ПОСТАВЛЕННАЯ ЗАДАЧА A: Перепишите из фрагмента о репрессиях против ингушей отрывок без изменений: начните со слов "Совершенно ясно, что", остановитесь после слов "и другие [31].".
ПОСТАВЛЕННАЯ ЗАДАЧА B: Назовите все фамилии партийных и советских функционеров, которые фрагмент о репрессиях против ингушей приводит в качестве примеров.
ПОСТАВЛЕННАЯ ЗАДАЧА C: Сколько времени перед депортацией, по словам фрагмента о репрессиях против ингушей, создавались «националистические центры» и «отдельные бандиты»?
___ ФРАГМЕНТ ТЕКСТА
Заключительный этап этой ингушской трагедии, сотворенной спецслужбами, имел целью окончательное отлучение ингушей от Бога. Бесноватый Черноглаз отождествил секты последователей Батал-Хаджи, Кунта-Хаджи и шейха Дени Арсанова, традиционно почитаемых в Ингушетии, с контртеррористическими организациями, якобы неизвестными нигде в центральной России, а потому подлежащими немедленному уничтожению. Руководители всех сект были арестованы. Естественно, что Черноглаза постигла участь Иванова. После его убийства были репрессированы сотни ингушей, в том числе и партактив.
Совершенно ясно, что эта преступная стратегия приводила к преступной практике создания десятков «националистических центров» и «отдельных бандитов». Их методично и целенаправленно создавали в течение полутора десятка лет перед депортацией, чтобы навсегда покончить с вечно мятежными чеченцами и опасными, «не своими» в созидании «колхозного рая» ингушами. Социальными «клиентами» чекистских стратегов были простые крестьяне (как Ахмед Хучбаров), мелкие товаропроизводители [30], партийные и советские функционеры (как Горчханов, Костоев, Аушев, Хашиев и др., сначала исключенные из партии за то, что «своим поведением поставили посевную кампанию под угрозу», а затем репрессированные) и другие [31].
______
___ БЛОК ДАННЫХ
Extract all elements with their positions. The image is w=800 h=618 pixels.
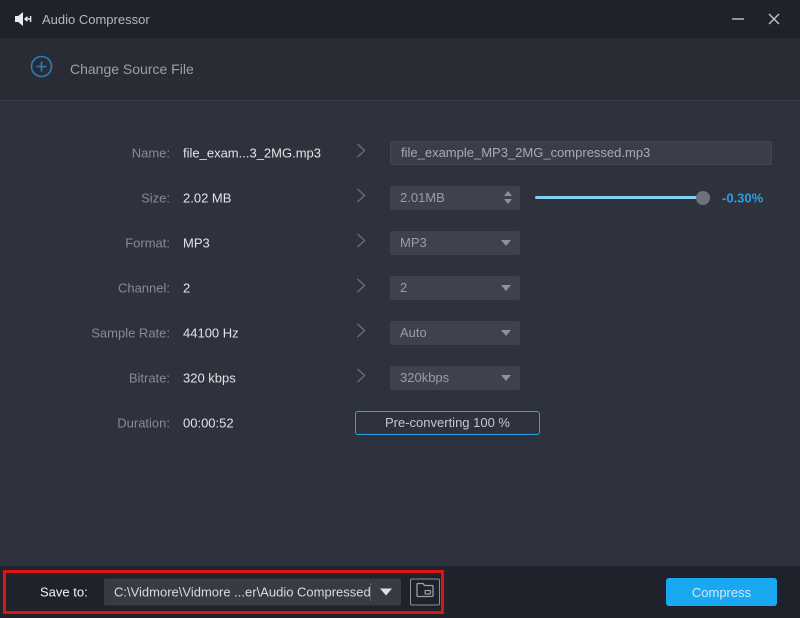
______
ПОЛНЫЙ ОТВЕТ A:
Совершенно ясно, что эта преступная стратегия приводила к преступной практике создания десятков «националистических центров» и «отдельных бандитов». Их методично и целенаправленно создавали в течение полутора десятка лет перед депортацией, чтобы навсегда покончить с вечно мятежными чеченцами и опасными, «не своими» в созидании «колхозного рая» ингушами. Социальными «клиентами» чекистских стратегов были простые крестьяне (как Ахмед Хучбаров), мелкие товаропроизводители [30], партийные и советские функционеры (как Горчханов, Костоев, Аушев, Хашиев и др., сначала исключенные из партии за то, что «своим поведением поставили посевную кампанию под угрозу», а затем репрессированные) и другие [31].

ПОЛНЫЙ ОТВЕТ B: Горчханов, Костоев, Аушев, Хашиев

ПОЛНЫЙ ОТВЕТ C: В течение полутора десятка лет.